** begin Task material **

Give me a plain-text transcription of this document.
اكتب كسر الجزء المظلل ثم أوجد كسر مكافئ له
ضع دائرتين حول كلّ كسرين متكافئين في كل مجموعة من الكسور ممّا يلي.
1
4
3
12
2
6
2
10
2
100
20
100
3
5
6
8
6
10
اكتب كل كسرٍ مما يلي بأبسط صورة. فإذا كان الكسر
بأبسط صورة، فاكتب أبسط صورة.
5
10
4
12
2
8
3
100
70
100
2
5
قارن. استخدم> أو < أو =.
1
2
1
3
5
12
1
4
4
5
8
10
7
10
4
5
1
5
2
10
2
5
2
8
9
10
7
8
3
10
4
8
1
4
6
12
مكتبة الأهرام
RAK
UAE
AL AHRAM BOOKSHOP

** end Task material **
** begin Task material **

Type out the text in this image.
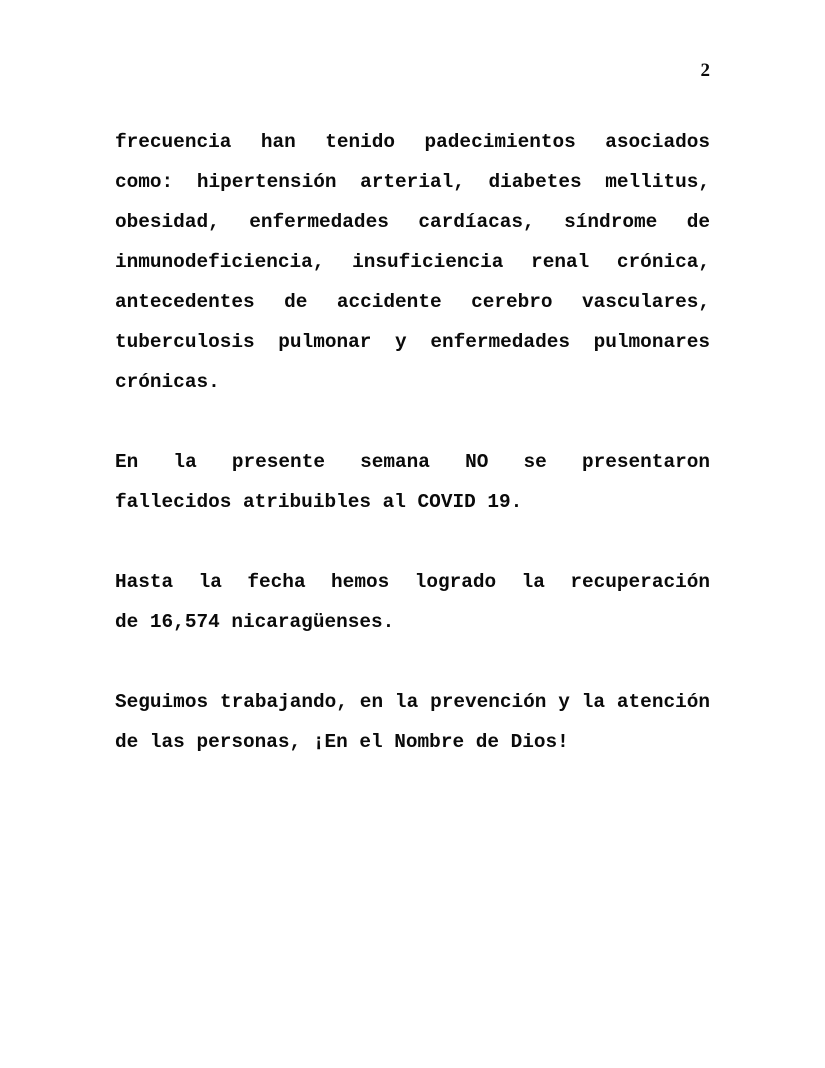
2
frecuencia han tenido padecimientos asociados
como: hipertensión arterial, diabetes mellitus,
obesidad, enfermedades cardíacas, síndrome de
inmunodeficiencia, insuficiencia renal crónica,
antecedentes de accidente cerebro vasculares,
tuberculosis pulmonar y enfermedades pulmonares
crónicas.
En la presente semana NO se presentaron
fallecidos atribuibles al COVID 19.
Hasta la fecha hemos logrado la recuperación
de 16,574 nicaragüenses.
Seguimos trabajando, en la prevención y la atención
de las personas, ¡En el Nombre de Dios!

** end Task material **
** begin Task material **

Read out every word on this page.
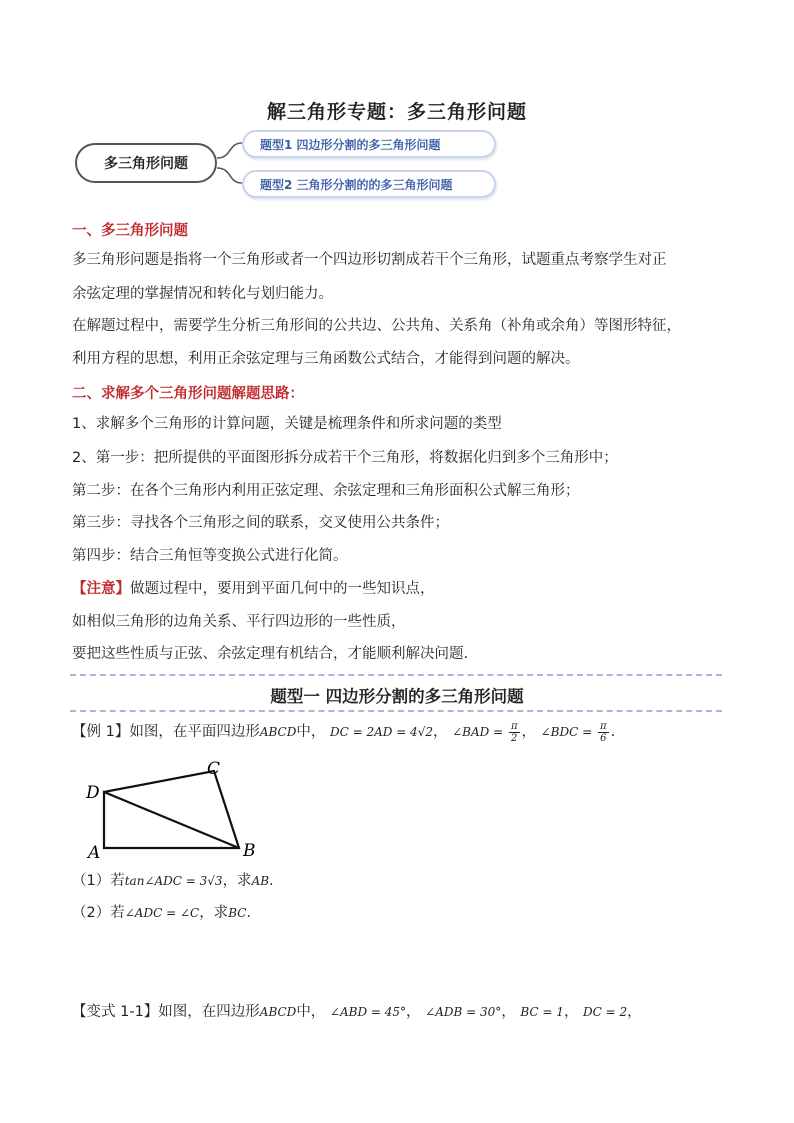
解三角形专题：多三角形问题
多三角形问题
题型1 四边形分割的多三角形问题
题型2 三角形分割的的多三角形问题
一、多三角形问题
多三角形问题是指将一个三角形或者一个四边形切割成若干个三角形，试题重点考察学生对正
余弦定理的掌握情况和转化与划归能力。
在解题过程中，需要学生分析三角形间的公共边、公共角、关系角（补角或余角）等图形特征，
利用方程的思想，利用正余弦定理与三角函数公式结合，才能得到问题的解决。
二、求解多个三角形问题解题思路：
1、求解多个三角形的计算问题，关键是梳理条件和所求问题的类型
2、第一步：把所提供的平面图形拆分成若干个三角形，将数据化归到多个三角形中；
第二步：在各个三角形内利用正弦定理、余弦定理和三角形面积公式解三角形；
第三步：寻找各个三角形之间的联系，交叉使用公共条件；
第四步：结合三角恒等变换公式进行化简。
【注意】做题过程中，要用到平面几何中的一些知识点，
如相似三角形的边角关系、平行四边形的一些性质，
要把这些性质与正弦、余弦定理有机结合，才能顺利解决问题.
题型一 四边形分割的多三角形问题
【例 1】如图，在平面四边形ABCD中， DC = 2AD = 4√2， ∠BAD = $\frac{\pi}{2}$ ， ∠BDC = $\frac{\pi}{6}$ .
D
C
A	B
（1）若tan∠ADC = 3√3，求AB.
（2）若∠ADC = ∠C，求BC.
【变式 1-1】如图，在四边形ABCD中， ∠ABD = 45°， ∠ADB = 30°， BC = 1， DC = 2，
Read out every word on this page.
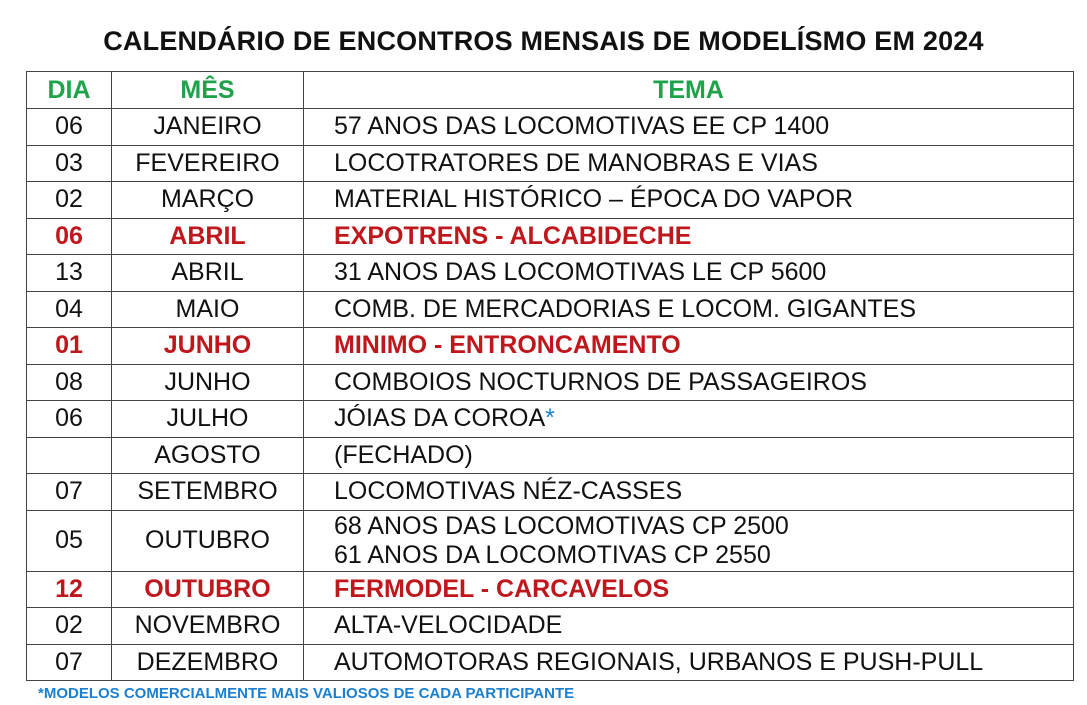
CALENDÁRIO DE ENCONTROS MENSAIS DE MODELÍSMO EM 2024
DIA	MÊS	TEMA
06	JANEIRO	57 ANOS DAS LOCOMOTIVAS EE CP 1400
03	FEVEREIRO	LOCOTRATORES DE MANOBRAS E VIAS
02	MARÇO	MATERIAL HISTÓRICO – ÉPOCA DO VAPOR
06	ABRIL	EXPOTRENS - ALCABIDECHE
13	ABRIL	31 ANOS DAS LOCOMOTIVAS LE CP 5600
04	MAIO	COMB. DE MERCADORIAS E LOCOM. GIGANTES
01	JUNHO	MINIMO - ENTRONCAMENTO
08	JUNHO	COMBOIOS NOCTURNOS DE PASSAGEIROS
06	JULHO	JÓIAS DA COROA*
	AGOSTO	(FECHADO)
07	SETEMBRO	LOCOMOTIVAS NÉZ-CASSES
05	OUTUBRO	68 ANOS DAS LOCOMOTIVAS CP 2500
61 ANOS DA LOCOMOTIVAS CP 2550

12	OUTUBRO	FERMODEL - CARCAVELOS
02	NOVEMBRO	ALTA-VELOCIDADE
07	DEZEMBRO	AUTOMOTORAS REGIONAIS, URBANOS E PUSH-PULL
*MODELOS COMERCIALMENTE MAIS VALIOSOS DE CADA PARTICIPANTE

** end Task material **

What is needed —
From the data above, copy out every line with the string "ABRIL" in it.

Response to the task —
06	ABRIL	EXPOTRENS - ALCABIDECHE
13	ABRIL	31 ANOS DAS LOCOMOTIVAS LE CP 5600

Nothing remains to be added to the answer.